Repeat, exactly and completely, the entries shown underneath.

— START Material shown —

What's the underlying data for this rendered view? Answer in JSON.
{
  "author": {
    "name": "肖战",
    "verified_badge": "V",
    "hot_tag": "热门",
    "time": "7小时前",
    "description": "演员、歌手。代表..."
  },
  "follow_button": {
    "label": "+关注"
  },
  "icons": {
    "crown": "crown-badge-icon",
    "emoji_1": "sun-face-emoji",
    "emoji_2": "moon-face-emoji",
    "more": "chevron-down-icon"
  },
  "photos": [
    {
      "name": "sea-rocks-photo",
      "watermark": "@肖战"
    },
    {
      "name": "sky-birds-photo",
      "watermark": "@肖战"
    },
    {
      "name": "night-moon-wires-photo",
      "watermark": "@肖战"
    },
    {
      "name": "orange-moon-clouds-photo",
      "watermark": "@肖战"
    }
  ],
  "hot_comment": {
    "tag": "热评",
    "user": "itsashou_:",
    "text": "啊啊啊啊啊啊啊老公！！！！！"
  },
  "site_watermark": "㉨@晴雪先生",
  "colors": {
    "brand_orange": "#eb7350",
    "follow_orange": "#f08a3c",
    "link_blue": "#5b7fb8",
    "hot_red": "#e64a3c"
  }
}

— END Material shown —

§ Result of this task
What's the underlying data for this rendered view? Answer in JSON.
{
  "author": {
    "name": "肖战",
    "verified_badge": "V",
    "hot_tag": "热门",
    "time": "7小时前",
    "description": "演员、歌手。代表..."
  },
  "follow_button": {
    "label": "+关注"
  },
  "icons": {
    "crown": "crown-badge-icon",
    "emoji_1": "sun-face-emoji",
    "emoji_2": "moon-face-emoji",
    "more": "chevron-down-icon"
  },
  "photos": [
    {
      "name": "sea-rocks-photo",
      "watermark": "@肖战"
    },
    {
      "name": "sky-birds-photo",
      "watermark": "@肖战"
    },
    {
      "name": "night-moon-wires-photo",
      "watermark": "@肖战"
    },
    {
      "name": "orange-moon-clouds-photo",
      "watermark": "@肖战"
    }
  ],
  "hot_comment": {
    "tag": "热评",
    "user": "itsashou_:",
    "text": "啊啊啊啊啊啊啊老公！！！！！"
  },
  "site_watermark": "㉨@晴雪先生",
  "colors": {
    "brand_orange": "#eb7350",
    "follow_orange": "#f08a3c",
    "link_blue": "#5b7fb8",
    "hot_red": "#e64a3c"
  }
}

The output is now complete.